-- begin Source data --

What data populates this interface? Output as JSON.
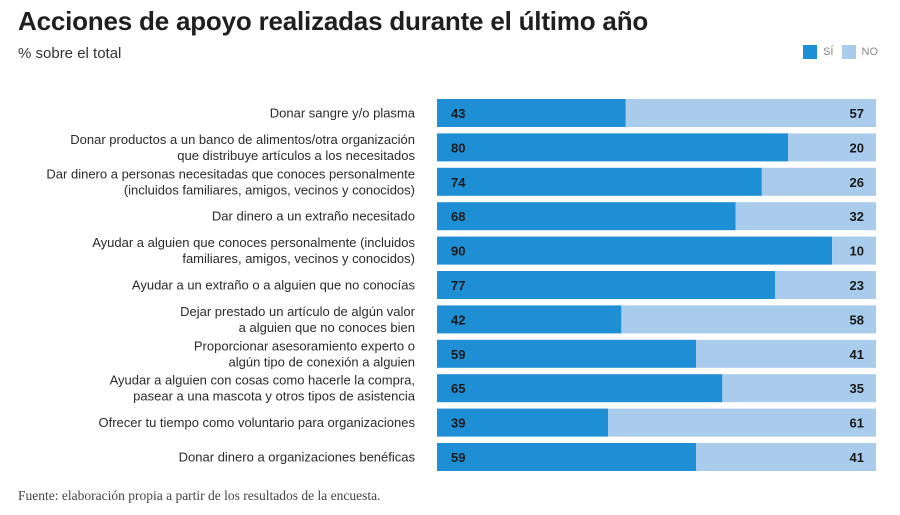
{
  "title": "Acciones de apoyo realizadas durante el último año",
  "subtitle": "% sobre el total",
  "legend": [
    {
      "label": "SÍ",
      "color": "#1e8fd5"
    },
    {
      "label": "NO",
      "color": "#a9cbec"
    }
  ],
  "source": "Fuente: elaboración propia a partir de los resultados de la encuesta.",
  "chart_data": {
    "type": "bar",
    "orientation": "horizontal",
    "stacked": true,
    "title": "Acciones de apoyo realizadas durante el último año",
    "subtitle": "% sobre el total",
    "legend_position": "top-right",
    "xlim": [
      0,
      100
    ],
    "categories": [
      [
        "Donar sangre y/o plasma"
      ],
      [
        "Donar productos a un banco de alimentos/otra organización",
        "que distribuye artículos a los necesitados"
      ],
      [
        "Dar dinero a personas necesitadas que conoces personalmente",
        "(incluidos familiares, amigos, vecinos y conocidos)"
      ],
      [
        "Dar dinero a un extraño necesitado"
      ],
      [
        "Ayudar a alguien que conoces personalmente (incluidos",
        "familiares, amigos, vecinos y conocidos)"
      ],
      [
        "Ayudar a un extraño o a alguien que no conocías"
      ],
      [
        "Dejar prestado un artículo de algún valor",
        "a alguien que no conoces bien"
      ],
      [
        "Proporcionar asesoramiento experto o",
        "algún tipo de conexión a alguien"
      ],
      [
        "Ayudar a alguien con cosas como hacerle la compra,",
        "pasear a una mascota y otros tipos de asistencia"
      ],
      [
        "Ofrecer tu tiempo como voluntario para organizaciones"
      ],
      [
        "Donar dinero a organizaciones benéficas"
      ]
    ],
    "series": [
      {
        "name": "SÍ",
        "color": "#1e8fd5",
        "values": [
          43,
          80,
          74,
          68,
          90,
          77,
          42,
          59,
          65,
          39,
          59
        ]
      },
      {
        "name": "NO",
        "color": "#a9cbec",
        "values": [
          57,
          20,
          26,
          32,
          10,
          23,
          58,
          41,
          35,
          61,
          41
        ]
      }
    ]
  }
}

-- end Source data --

Exercise brief ▸ Reproduce the material in full, word for word, and omit the pictures.

Result of this task ▸
What data populates this interface? Output as JSON.
{
  "title": "Acciones de apoyo realizadas durante el último año",
  "subtitle": "% sobre el total",
  "legend": [
    {
      "label": "SÍ",
      "color": "#1e8fd5"
    },
    {
      "label": "NO",
      "color": "#a9cbec"
    }
  ],
  "source": "Fuente: elaboración propia a partir de los resultados de la encuesta.",
  "chart_data": {
    "type": "bar",
    "orientation": "horizontal",
    "stacked": true,
    "title": "Acciones de apoyo realizadas durante el último año",
    "subtitle": "% sobre el total",
    "legend_position": "top-right",
    "xlim": [
      0,
      100
    ],
    "categories": [
      [
        "Donar sangre y/o plasma"
      ],
      [
        "Donar productos a un banco de alimentos/otra organización",
        "que distribuye artículos a los necesitados"
      ],
      [
        "Dar dinero a personas necesitadas que conoces personalmente",
        "(incluidos familiares, amigos, vecinos y conocidos)"
      ],
      [
        "Dar dinero a un extraño necesitado"
      ],
      [
        "Ayudar a alguien que conoces personalmente (incluidos",
        "familiares, amigos, vecinos y conocidos)"
      ],
      [
        "Ayudar a un extraño o a alguien que no conocías"
      ],
      [
        "Dejar prestado un artículo de algún valor",
        "a alguien que no conoces bien"
      ],
      [
        "Proporcionar asesoramiento experto o",
        "algún tipo de conexión a alguien"
      ],
      [
        "Ayudar a alguien con cosas como hacerle la compra,",
        "pasear a una mascota y otros tipos de asistencia"
      ],
      [
        "Ofrecer tu tiempo como voluntario para organizaciones"
      ],
      [
        "Donar dinero a organizaciones benéficas"
      ]
    ],
    "series": [
      {
        "name": "SÍ",
        "color": "#1e8fd5",
        "values": [
          43,
          80,
          74,
          68,
          90,
          77,
          42,
          59,
          65,
          39,
          59
        ]
      },
      {
        "name": "NO",
        "color": "#a9cbec",
        "values": [
          57,
          20,
          26,
          32,
          10,
          23,
          58,
          41,
          35,
          61,
          41
        ]
      }
    ]
  }
}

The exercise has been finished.